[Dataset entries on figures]
- - - - - - -
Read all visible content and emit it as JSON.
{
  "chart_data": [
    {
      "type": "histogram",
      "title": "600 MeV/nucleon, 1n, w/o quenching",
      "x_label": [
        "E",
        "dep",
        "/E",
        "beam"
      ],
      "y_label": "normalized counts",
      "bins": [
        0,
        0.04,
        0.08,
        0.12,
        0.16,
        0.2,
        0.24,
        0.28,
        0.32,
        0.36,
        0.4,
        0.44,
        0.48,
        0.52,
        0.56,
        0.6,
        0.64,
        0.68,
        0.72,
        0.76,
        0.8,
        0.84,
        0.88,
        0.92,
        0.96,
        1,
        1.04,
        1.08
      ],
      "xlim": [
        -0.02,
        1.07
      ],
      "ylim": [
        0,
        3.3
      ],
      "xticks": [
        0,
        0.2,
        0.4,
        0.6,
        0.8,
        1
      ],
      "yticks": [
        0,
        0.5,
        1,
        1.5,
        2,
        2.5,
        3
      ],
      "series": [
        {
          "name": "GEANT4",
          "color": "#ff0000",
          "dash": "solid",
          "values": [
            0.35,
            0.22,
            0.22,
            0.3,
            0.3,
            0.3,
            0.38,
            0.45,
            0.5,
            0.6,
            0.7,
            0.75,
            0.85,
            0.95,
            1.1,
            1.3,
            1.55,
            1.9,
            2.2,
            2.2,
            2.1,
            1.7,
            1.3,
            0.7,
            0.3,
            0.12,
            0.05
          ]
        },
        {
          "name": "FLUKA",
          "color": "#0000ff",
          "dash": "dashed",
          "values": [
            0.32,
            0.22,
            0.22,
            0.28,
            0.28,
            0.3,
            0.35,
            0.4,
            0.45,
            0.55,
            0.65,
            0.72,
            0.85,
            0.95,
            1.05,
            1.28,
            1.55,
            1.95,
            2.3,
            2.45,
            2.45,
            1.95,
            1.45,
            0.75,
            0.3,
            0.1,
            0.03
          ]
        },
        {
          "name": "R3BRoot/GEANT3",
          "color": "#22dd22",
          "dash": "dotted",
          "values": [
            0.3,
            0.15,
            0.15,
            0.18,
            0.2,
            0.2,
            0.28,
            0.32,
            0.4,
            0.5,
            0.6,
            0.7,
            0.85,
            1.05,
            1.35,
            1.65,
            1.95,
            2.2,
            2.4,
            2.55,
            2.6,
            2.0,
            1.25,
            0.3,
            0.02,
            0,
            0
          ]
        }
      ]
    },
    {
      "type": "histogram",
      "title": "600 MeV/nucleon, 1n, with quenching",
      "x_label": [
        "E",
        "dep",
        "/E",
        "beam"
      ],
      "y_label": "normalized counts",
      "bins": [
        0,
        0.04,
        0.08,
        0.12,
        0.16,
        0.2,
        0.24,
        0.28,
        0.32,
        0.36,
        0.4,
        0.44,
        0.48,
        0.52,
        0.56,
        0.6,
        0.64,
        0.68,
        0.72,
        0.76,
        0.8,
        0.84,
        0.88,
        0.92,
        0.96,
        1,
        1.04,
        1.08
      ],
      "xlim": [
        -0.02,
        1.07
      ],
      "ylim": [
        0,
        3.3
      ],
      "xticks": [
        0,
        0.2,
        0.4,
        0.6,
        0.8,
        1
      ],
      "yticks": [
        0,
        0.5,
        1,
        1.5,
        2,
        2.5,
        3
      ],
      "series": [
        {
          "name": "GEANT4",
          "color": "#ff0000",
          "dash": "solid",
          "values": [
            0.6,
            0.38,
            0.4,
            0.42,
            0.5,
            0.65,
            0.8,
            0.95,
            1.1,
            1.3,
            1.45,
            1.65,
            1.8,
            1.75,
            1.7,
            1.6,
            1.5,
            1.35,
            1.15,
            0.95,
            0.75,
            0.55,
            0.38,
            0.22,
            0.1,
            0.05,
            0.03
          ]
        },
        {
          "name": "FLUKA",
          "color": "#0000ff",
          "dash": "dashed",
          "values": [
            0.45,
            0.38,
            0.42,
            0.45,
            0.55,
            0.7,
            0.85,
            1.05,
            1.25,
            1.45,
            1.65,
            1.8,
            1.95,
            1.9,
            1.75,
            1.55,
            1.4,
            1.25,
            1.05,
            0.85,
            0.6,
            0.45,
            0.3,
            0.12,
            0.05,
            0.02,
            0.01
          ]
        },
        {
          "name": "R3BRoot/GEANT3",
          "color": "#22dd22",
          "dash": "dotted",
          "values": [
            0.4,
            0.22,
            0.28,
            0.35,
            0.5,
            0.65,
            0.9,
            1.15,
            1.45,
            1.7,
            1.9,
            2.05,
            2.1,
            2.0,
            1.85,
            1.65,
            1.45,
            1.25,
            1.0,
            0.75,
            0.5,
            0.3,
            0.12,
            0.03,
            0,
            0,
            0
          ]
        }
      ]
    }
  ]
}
- - - - - - -
▶ [Task directions]:
Recopy the entries above in their entirety, exactly.

▶ [Output of the exercise]:
Read all visible content and emit it as JSON.
{
  "chart_data": [
    {
      "type": "histogram",
      "title": "600 MeV/nucleon, 1n, w/o quenching",
      "x_label": [
        "E",
        "dep",
        "/E",
        "beam"
      ],
      "y_label": "normalized counts",
      "bins": [
        0,
        0.04,
        0.08,
        0.12,
        0.16,
        0.2,
        0.24,
        0.28,
        0.32,
        0.36,
        0.4,
        0.44,
        0.48,
        0.52,
        0.56,
        0.6,
        0.64,
        0.68,
        0.72,
        0.76,
        0.8,
        0.84,
        0.88,
        0.92,
        0.96,
        1,
        1.04,
        1.08
      ],
      "xlim": [
        -0.02,
        1.07
      ],
      "ylim": [
        0,
        3.3
      ],
      "xticks": [
        0,
        0.2,
        0.4,
        0.6,
        0.8,
        1
      ],
      "yticks": [
        0,
        0.5,
        1,
        1.5,
        2,
        2.5,
        3
      ],
      "series": [
        {
          "name": "GEANT4",
          "color": "#ff0000",
          "dash": "solid",
          "values": [
            0.35,
            0.22,
            0.22,
            0.3,
            0.3,
            0.3,
            0.38,
            0.45,
            0.5,
            0.6,
            0.7,
            0.75,
            0.85,
            0.95,
            1.1,
            1.3,
            1.55,
            1.9,
            2.2,
            2.2,
            2.1,
            1.7,
            1.3,
            0.7,
            0.3,
            0.12,
            0.05
          ]
        },
        {
          "name": "FLUKA",
          "color": "#0000ff",
          "dash": "dashed",
          "values": [
            0.32,
            0.22,
            0.22,
            0.28,
            0.28,
            0.3,
            0.35,
            0.4,
            0.45,
            0.55,
            0.65,
            0.72,
            0.85,
            0.95,
            1.05,
            1.28,
            1.55,
            1.95,
            2.3,
            2.45,
            2.45,
            1.95,
            1.45,
            0.75,
            0.3,
            0.1,
            0.03
          ]
        },
        {
          "name": "R3BRoot/GEANT3",
          "color": "#22dd22",
          "dash": "dotted",
          "values": [
            0.3,
            0.15,
            0.15,
            0.18,
            0.2,
            0.2,
            0.28,
            0.32,
            0.4,
            0.5,
            0.6,
            0.7,
            0.85,
            1.05,
            1.35,
            1.65,
            1.95,
            2.2,
            2.4,
            2.55,
            2.6,
            2.0,
            1.25,
            0.3,
            0.02,
            0,
            0
          ]
        }
      ]
    },
    {
      "type": "histogram",
      "title": "600 MeV/nucleon, 1n, with quenching",
      "x_label": [
        "E",
        "dep",
        "/E",
        "beam"
      ],
      "y_label": "normalized counts",
      "bins": [
        0,
        0.04,
        0.08,
        0.12,
        0.16,
        0.2,
        0.24,
        0.28,
        0.32,
        0.36,
        0.4,
        0.44,
        0.48,
        0.52,
        0.56,
        0.6,
        0.64,
        0.68,
        0.72,
        0.76,
        0.8,
        0.84,
        0.88,
        0.92,
        0.96,
        1,
        1.04,
        1.08
      ],
      "xlim": [
        -0.02,
        1.07
      ],
      "ylim": [
        0,
        3.3
      ],
      "xticks": [
        0,
        0.2,
        0.4,
        0.6,
        0.8,
        1
      ],
      "yticks": [
        0,
        0.5,
        1,
        1.5,
        2,
        2.5,
        3
      ],
      "series": [
        {
          "name": "GEANT4",
          "color": "#ff0000",
          "dash": "solid",
          "values": [
            0.6,
            0.38,
            0.4,
            0.42,
            0.5,
            0.65,
            0.8,
            0.95,
            1.1,
            1.3,
            1.45,
            1.65,
            1.8,
            1.75,
            1.7,
            1.6,
            1.5,
            1.35,
            1.15,
            0.95,
            0.75,
            0.55,
            0.38,
            0.22,
            0.1,
            0.05,
            0.03
          ]
        },
        {
          "name": "FLUKA",
          "color": "#0000ff",
          "dash": "dashed",
          "values": [
            0.45,
            0.38,
            0.42,
            0.45,
            0.55,
            0.7,
            0.85,
            1.05,
            1.25,
            1.45,
            1.65,
            1.8,
            1.95,
            1.9,
            1.75,
            1.55,
            1.4,
            1.25,
            1.05,
            0.85,
            0.6,
            0.45,
            0.3,
            0.12,
            0.05,
            0.02,
            0.01
          ]
        },
        {
          "name": "R3BRoot/GEANT3",
          "color": "#22dd22",
          "dash": "dotted",
          "values": [
            0.4,
            0.22,
            0.28,
            0.35,
            0.5,
            0.65,
            0.9,
            1.15,
            1.45,
            1.7,
            1.9,
            2.05,
            2.1,
            2.0,
            1.85,
            1.65,
            1.45,
            1.25,
            1.0,
            0.75,
            0.5,
            0.3,
            0.12,
            0.03,
            0,
            0,
            0
          ]
        }
      ]
    }
  ]
}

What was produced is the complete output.